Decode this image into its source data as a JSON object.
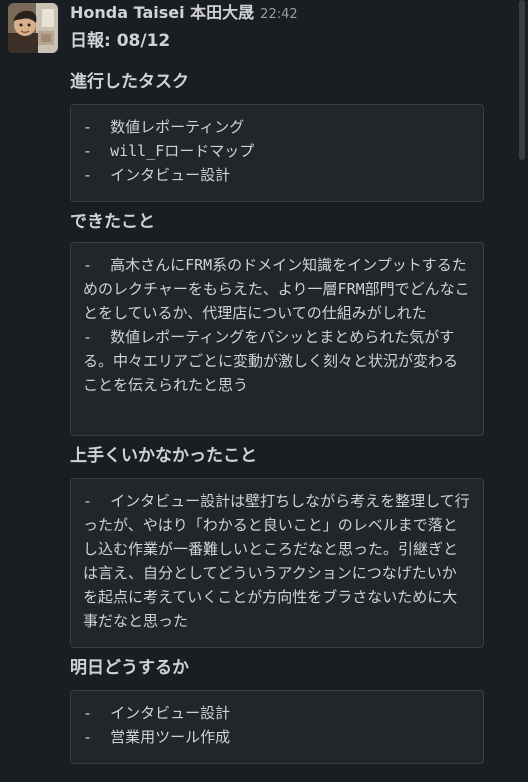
{
  "message": {
    "sender_name": "Honda Taisei 本田大晟",
    "timestamp": "22:42",
    "title": "日報: 08/12"
  },
  "sections": [
    {
      "heading": "進行したタスク",
      "body": "-  数値レポーティング\n-  will_Fロードマップ\n-  インタビュー設計"
    },
    {
      "heading": "できたこと",
      "body": "-  高木さんにFRM系のドメイン知識をインプットするためのレクチャーをもらえた、より一層FRM部門でどんなことをしているか、代理店についての仕組みがしれた\n-  数値レポーティングをパシッとまとめられた気がする。中々エリアごとに変動が激しく刻々と状況が変わることを伝えられたと思う"
    },
    {
      "heading": "上手くいかなかったこと",
      "body": "-  インタビュー設計は壁打ちしながら考えを整理して行ったが、やはり「わかると良いこと」のレベルまで落とし込む作業が一番難しいところだなと思った。引継ぎとは言え、自分としてどういうアクションにつなげたいかを起点に考えていくことが方向性をブラさないために大事だなと思った"
    },
    {
      "heading": "明日どうするか",
      "body": "-  インタビュー設計\n-  営業用ツール作成"
    }
  ]
}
---
What you have to do →
Give only the number of lines above that hold the string "heading".

Expected output →
4